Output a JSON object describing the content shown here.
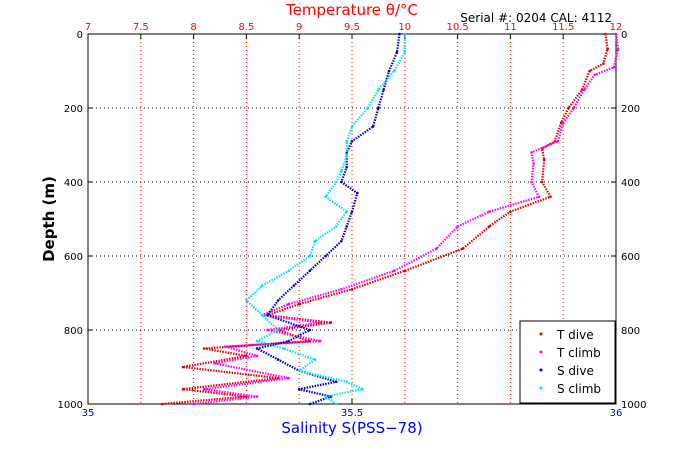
{
  "chart_data": {
    "type": "line",
    "title": "Temperature θ/°C",
    "annotation": "Serial #: 0204  CAL: 4112",
    "xlabel_bottom": "Salinity S(PSS−78)",
    "xlabel_top": "Temperature θ/°C",
    "ylabel": "Depth (m)",
    "ylim": [
      1000,
      0
    ],
    "xlim_bottom": [
      35,
      36
    ],
    "xlim_top": [
      7,
      12
    ],
    "grid": true,
    "legend_position": "bottom-right",
    "x_ticks_top": [
      "7",
      "7.5",
      "8",
      "8.5",
      "9",
      "9.5",
      "10",
      "10.5",
      "11",
      "11.5",
      "12"
    ],
    "x_ticks_bottom": [
      "35",
      "35.5",
      "36"
    ],
    "y_ticks": [
      "0",
      "200",
      "400",
      "600",
      "800",
      "1000"
    ],
    "colors": {
      "temperature_axis": "#ff0000",
      "salinity_axis": "#0000ff",
      "t_dive": "#e00000",
      "t_climb": "#ff00ff",
      "s_dive": "#0000cc",
      "s_climb": "#00e5ee"
    },
    "series": [
      {
        "name": "T dive",
        "axis": "temperature",
        "points": [
          [
            11.9,
            0
          ],
          [
            11.92,
            40
          ],
          [
            11.88,
            80
          ],
          [
            11.75,
            100
          ],
          [
            11.68,
            150
          ],
          [
            11.55,
            200
          ],
          [
            11.48,
            240
          ],
          [
            11.42,
            290
          ],
          [
            11.3,
            310
          ],
          [
            11.32,
            340
          ],
          [
            11.3,
            400
          ],
          [
            11.38,
            440
          ],
          [
            11.0,
            480
          ],
          [
            10.8,
            520
          ],
          [
            10.55,
            580
          ],
          [
            10.0,
            640
          ],
          [
            9.5,
            690
          ],
          [
            9.0,
            730
          ],
          [
            8.7,
            760
          ],
          [
            9.3,
            780
          ],
          [
            8.8,
            800
          ],
          [
            9.1,
            830
          ],
          [
            8.1,
            850
          ],
          [
            8.5,
            870
          ],
          [
            7.9,
            900
          ],
          [
            8.8,
            930
          ],
          [
            7.9,
            960
          ],
          [
            8.5,
            980
          ],
          [
            7.7,
            1000
          ]
        ]
      },
      {
        "name": "T climb",
        "axis": "temperature",
        "points": [
          [
            12.0,
            0
          ],
          [
            12.02,
            40
          ],
          [
            11.98,
            90
          ],
          [
            11.8,
            110
          ],
          [
            11.7,
            150
          ],
          [
            11.6,
            200
          ],
          [
            11.5,
            240
          ],
          [
            11.45,
            290
          ],
          [
            11.2,
            320
          ],
          [
            11.22,
            350
          ],
          [
            11.2,
            400
          ],
          [
            11.27,
            440
          ],
          [
            10.8,
            480
          ],
          [
            10.5,
            520
          ],
          [
            10.3,
            580
          ],
          [
            9.9,
            640
          ],
          [
            9.4,
            690
          ],
          [
            8.9,
            730
          ],
          [
            8.65,
            760
          ],
          [
            9.2,
            780
          ],
          [
            8.7,
            800
          ],
          [
            9.2,
            830
          ],
          [
            8.3,
            845
          ],
          [
            8.6,
            870
          ],
          [
            8.2,
            890
          ],
          [
            8.9,
            930
          ],
          [
            8.1,
            960
          ],
          [
            8.6,
            980
          ],
          [
            8.0,
            1000
          ]
        ]
      },
      {
        "name": "S dive",
        "axis": "salinity",
        "points": [
          [
            35.59,
            0
          ],
          [
            35.585,
            50
          ],
          [
            35.57,
            100
          ],
          [
            35.56,
            150
          ],
          [
            35.55,
            200
          ],
          [
            35.54,
            250
          ],
          [
            35.5,
            290
          ],
          [
            35.49,
            320
          ],
          [
            35.49,
            360
          ],
          [
            35.48,
            400
          ],
          [
            35.51,
            430
          ],
          [
            35.5,
            480
          ],
          [
            35.49,
            520
          ],
          [
            35.48,
            560
          ],
          [
            35.45,
            600
          ],
          [
            35.42,
            640
          ],
          [
            35.39,
            680
          ],
          [
            35.36,
            720
          ],
          [
            35.34,
            760
          ],
          [
            35.42,
            800
          ],
          [
            35.38,
            830
          ],
          [
            35.32,
            850
          ],
          [
            35.36,
            880
          ],
          [
            35.4,
            910
          ],
          [
            35.47,
            940
          ],
          [
            35.4,
            960
          ],
          [
            35.46,
            980
          ],
          [
            35.42,
            1000
          ]
        ]
      },
      {
        "name": "S climb",
        "axis": "salinity",
        "points": [
          [
            35.6,
            0
          ],
          [
            35.6,
            50
          ],
          [
            35.58,
            100
          ],
          [
            35.55,
            150
          ],
          [
            35.53,
            200
          ],
          [
            35.5,
            250
          ],
          [
            35.49,
            290
          ],
          [
            35.49,
            330
          ],
          [
            35.48,
            370
          ],
          [
            35.47,
            400
          ],
          [
            35.45,
            440
          ],
          [
            35.49,
            480
          ],
          [
            35.47,
            520
          ],
          [
            35.43,
            560
          ],
          [
            35.42,
            600
          ],
          [
            35.38,
            640
          ],
          [
            35.33,
            680
          ],
          [
            35.3,
            720
          ],
          [
            35.33,
            760
          ],
          [
            35.36,
            800
          ],
          [
            35.32,
            830
          ],
          [
            35.37,
            850
          ],
          [
            35.43,
            880
          ],
          [
            35.4,
            910
          ],
          [
            35.49,
            940
          ],
          [
            35.52,
            960
          ],
          [
            35.45,
            980
          ],
          [
            35.47,
            1000
          ]
        ]
      }
    ]
  }
}
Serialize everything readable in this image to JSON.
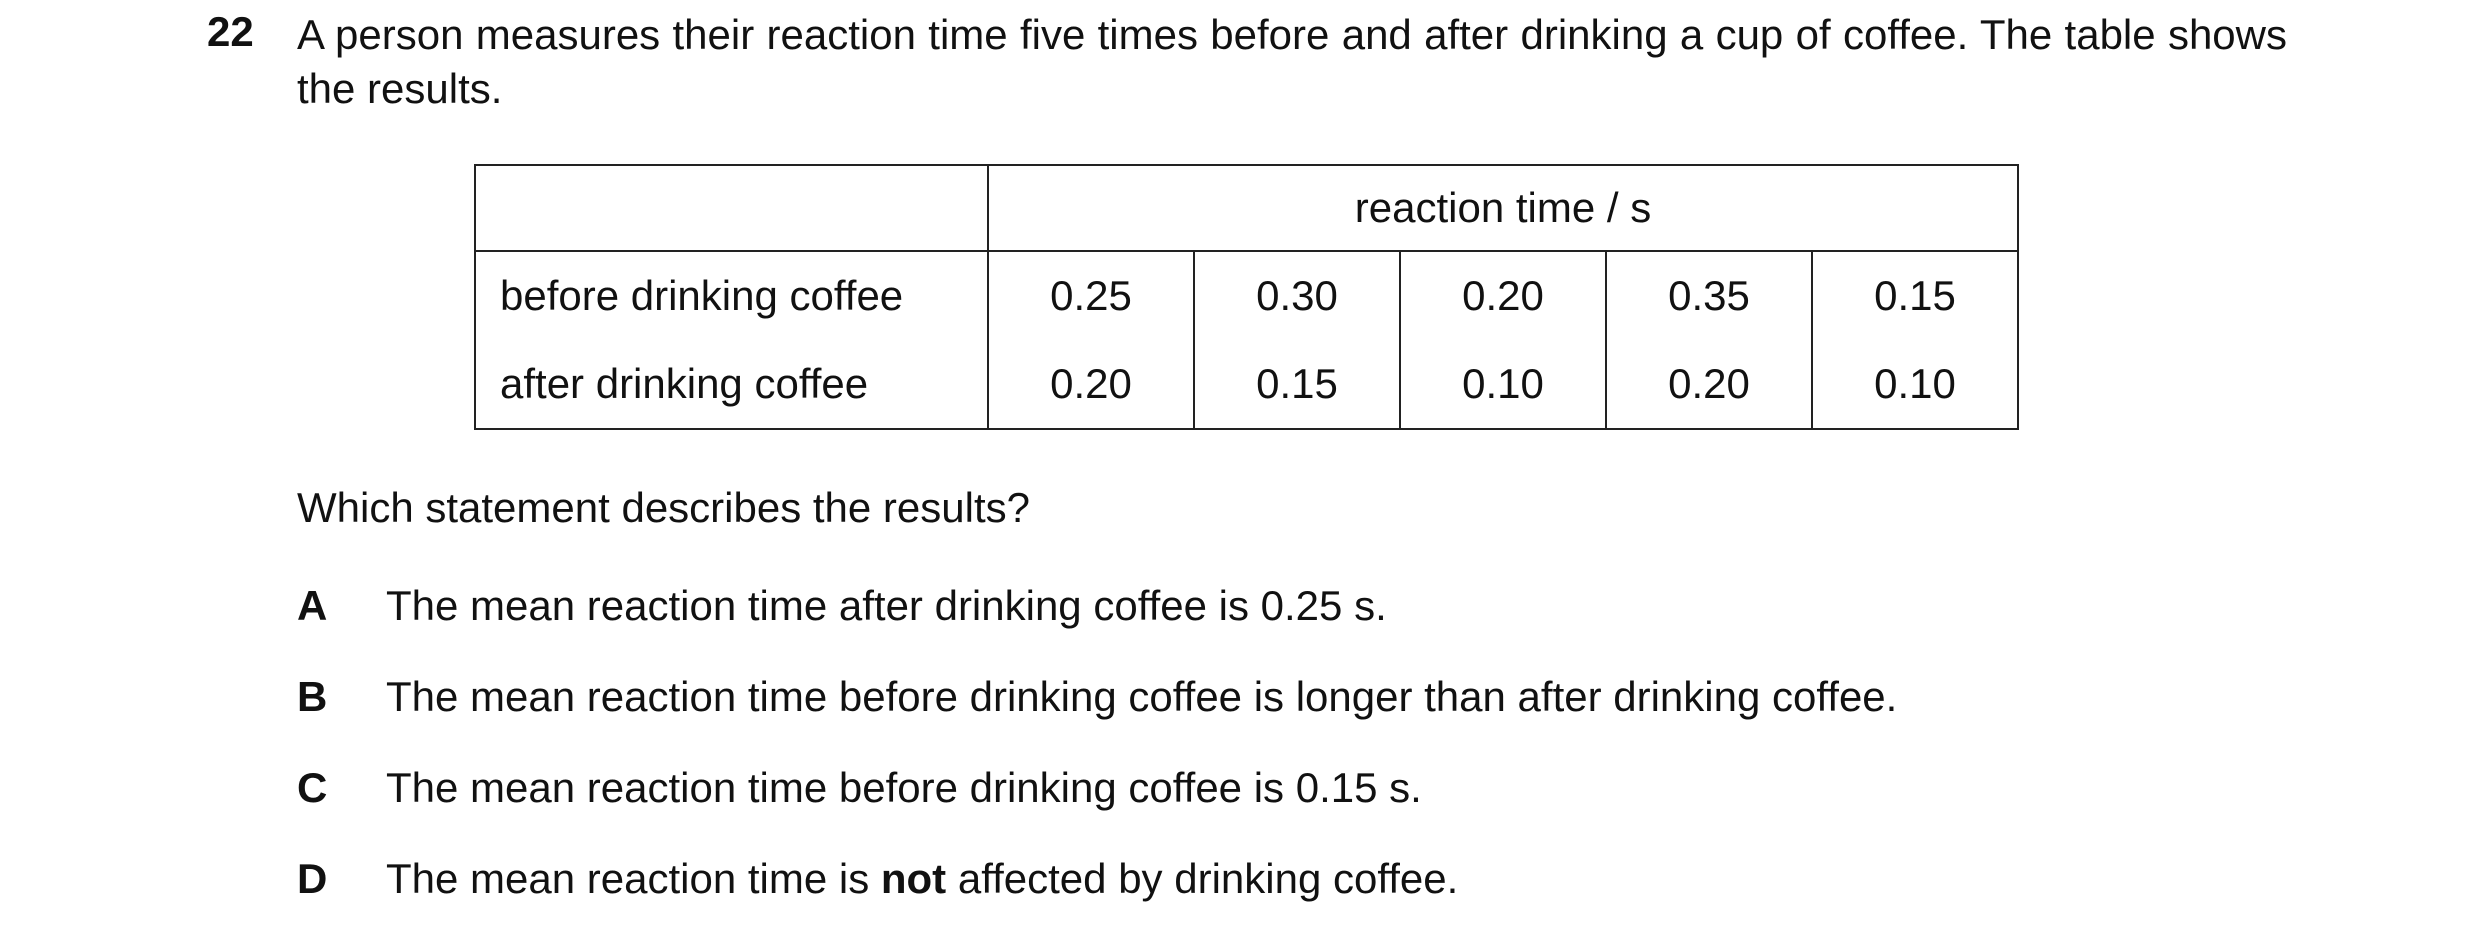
{
  "question": {
    "number": "22",
    "text": "A person measures their reaction time five times before and after drinking a cup of coffee. The table shows the results."
  },
  "table": {
    "header": "reaction time / s",
    "rows": [
      {
        "label": "before drinking coffee",
        "values": [
          "0.25",
          "0.30",
          "0.20",
          "0.35",
          "0.15"
        ]
      },
      {
        "label": "after drinking coffee",
        "values": [
          "0.20",
          "0.15",
          "0.10",
          "0.20",
          "0.10"
        ]
      }
    ]
  },
  "prompt": "Which statement describes the results?",
  "options": [
    {
      "letter": "A",
      "parts": [
        "The mean reaction time after drinking coffee is 0.25 s."
      ]
    },
    {
      "letter": "B",
      "parts": [
        "The mean reaction time before drinking coffee is longer than after drinking coffee."
      ]
    },
    {
      "letter": "C",
      "parts": [
        "The mean reaction time before drinking coffee is 0.15 s."
      ]
    },
    {
      "letter": "D",
      "parts": [
        "The mean reaction time is ",
        "not",
        " affected by drinking coffee."
      ],
      "bold_part": 1
    }
  ]
}
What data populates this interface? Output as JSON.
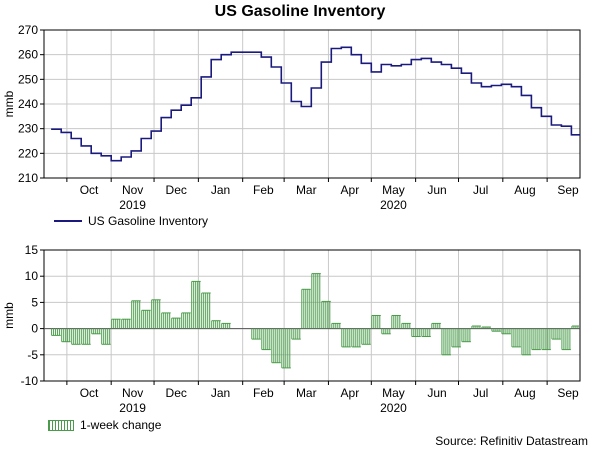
{
  "title": "US Gasoline Inventory",
  "source": "Source: Refinitiv Datastream",
  "months": [
    "Oct",
    "Nov",
    "Dec",
    "Jan",
    "Feb",
    "Mar",
    "Apr",
    "May",
    "Jun",
    "Jul",
    "Aug",
    "Sep"
  ],
  "years": [
    "2019",
    "2020"
  ],
  "colors": {
    "line": "#1a1a7e",
    "bars": "#4a9b4a",
    "grid": "#c8c8c8"
  },
  "chart_data": [
    {
      "type": "line",
      "title": "US Gasoline Inventory",
      "ylabel": "mmb",
      "ylim": [
        210,
        270
      ],
      "yticks": [
        210,
        220,
        230,
        240,
        250,
        260,
        270
      ],
      "x": [
        "2019-09-20",
        "2019-09-27",
        "2019-10-04",
        "2019-10-11",
        "2019-10-18",
        "2019-10-25",
        "2019-11-01",
        "2019-11-08",
        "2019-11-15",
        "2019-11-22",
        "2019-11-29",
        "2019-12-06",
        "2019-12-13",
        "2019-12-20",
        "2019-12-27",
        "2020-01-03",
        "2020-01-10",
        "2020-01-17",
        "2020-01-24",
        "2020-01-31",
        "2020-02-07",
        "2020-02-14",
        "2020-02-21",
        "2020-02-28",
        "2020-03-06",
        "2020-03-13",
        "2020-03-20",
        "2020-03-27",
        "2020-04-03",
        "2020-04-10",
        "2020-04-17",
        "2020-04-24",
        "2020-05-01",
        "2020-05-08",
        "2020-05-15",
        "2020-05-22",
        "2020-05-29",
        "2020-06-05",
        "2020-06-12",
        "2020-06-19",
        "2020-06-26",
        "2020-07-03",
        "2020-07-10",
        "2020-07-17",
        "2020-07-24",
        "2020-07-31",
        "2020-08-07",
        "2020-08-14",
        "2020-08-21",
        "2020-08-28",
        "2020-09-04",
        "2020-09-11",
        "2020-09-18"
      ],
      "series": [
        {
          "name": "US Gasoline Inventory",
          "values": [
            229.8,
            228.5,
            226.0,
            223.0,
            220.0,
            219.0,
            217.0,
            218.5,
            221.0,
            226.0,
            229.0,
            234.5,
            237.5,
            239.5,
            242.5,
            251.0,
            258.0,
            260.0,
            261.0,
            261.0,
            261.0,
            259.0,
            255.0,
            248.5,
            241.0,
            239.0,
            246.5,
            257.0,
            262.5,
            263.0,
            260.0,
            256.5,
            253.0,
            256.0,
            255.5,
            256.0,
            258.0,
            258.5,
            257.0,
            256.0,
            254.5,
            252.5,
            248.5,
            247.0,
            247.5,
            248.0,
            247.0,
            243.5,
            238.5,
            235.0,
            231.5,
            231.0,
            227.5
          ]
        }
      ]
    },
    {
      "type": "bar",
      "ylabel": "mmb",
      "ylim": [
        -10,
        15
      ],
      "yticks": [
        -10,
        -5,
        0,
        5,
        10,
        15
      ],
      "x": [
        "2019-09-20",
        "2019-09-27",
        "2019-10-04",
        "2019-10-11",
        "2019-10-18",
        "2019-10-25",
        "2019-11-01",
        "2019-11-08",
        "2019-11-15",
        "2019-11-22",
        "2019-11-29",
        "2019-12-06",
        "2019-12-13",
        "2019-12-20",
        "2019-12-27",
        "2020-01-03",
        "2020-01-10",
        "2020-01-17",
        "2020-01-24",
        "2020-01-31",
        "2020-02-07",
        "2020-02-14",
        "2020-02-21",
        "2020-02-28",
        "2020-03-06",
        "2020-03-13",
        "2020-03-20",
        "2020-03-27",
        "2020-04-03",
        "2020-04-10",
        "2020-04-17",
        "2020-04-24",
        "2020-05-01",
        "2020-05-08",
        "2020-05-15",
        "2020-05-22",
        "2020-05-29",
        "2020-06-05",
        "2020-06-12",
        "2020-06-19",
        "2020-06-26",
        "2020-07-03",
        "2020-07-10",
        "2020-07-17",
        "2020-07-24",
        "2020-07-31",
        "2020-08-07",
        "2020-08-14",
        "2020-08-21",
        "2020-08-28",
        "2020-09-04",
        "2020-09-11",
        "2020-09-18"
      ],
      "series": [
        {
          "name": "1-week change",
          "values": [
            -1.3,
            -2.5,
            -3.0,
            -3.0,
            -1.0,
            -3.0,
            1.8,
            1.8,
            5.3,
            3.5,
            5.5,
            3.0,
            2.0,
            3.0,
            9.0,
            6.8,
            1.5,
            1.0,
            0.0,
            0.0,
            -2.0,
            -4.0,
            -6.5,
            -7.5,
            -2.0,
            7.5,
            10.5,
            5.2,
            1.0,
            -3.5,
            -3.5,
            -3.0,
            2.5,
            -1.0,
            2.5,
            1.0,
            -1.5,
            -1.5,
            1.0,
            -5.0,
            -3.5,
            -2.5,
            0.5,
            0.3,
            -0.5,
            -1.0,
            -3.5,
            -5.0,
            -4.0,
            -4.0,
            -2.0,
            -4.0,
            0.5
          ]
        }
      ]
    }
  ]
}
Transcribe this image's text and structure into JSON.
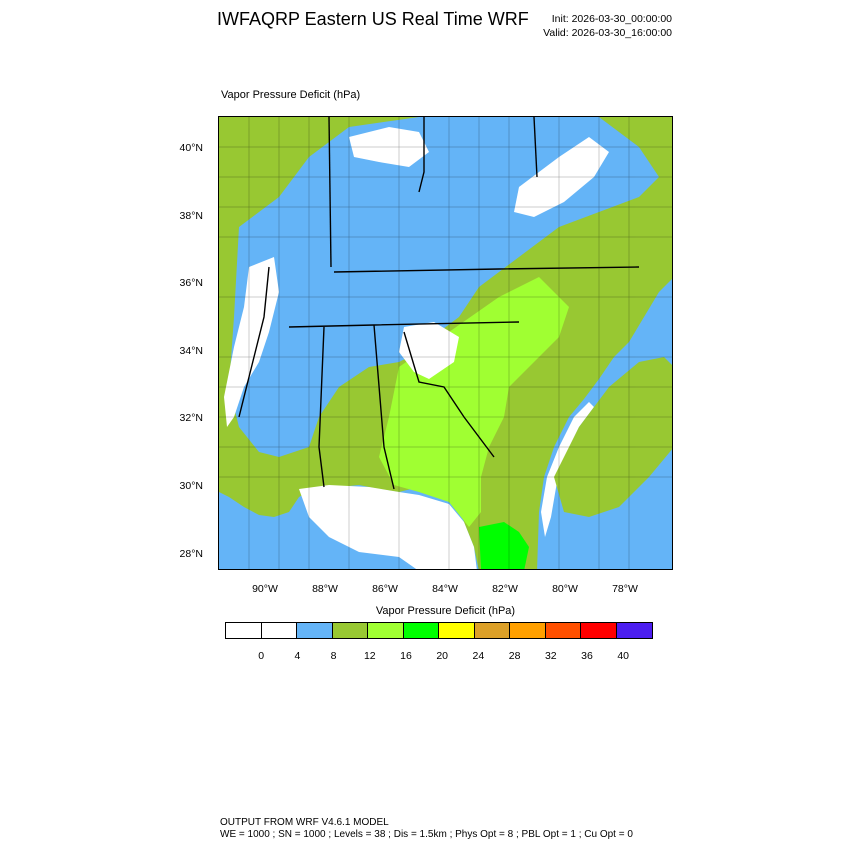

#### [REQUEST]
Collect the complete line wherever the string "Output" appears in the records.

#### [TASK ANSWER]
Output a JSON object describing the content shown here.
What data populates this interface? Output as JSON.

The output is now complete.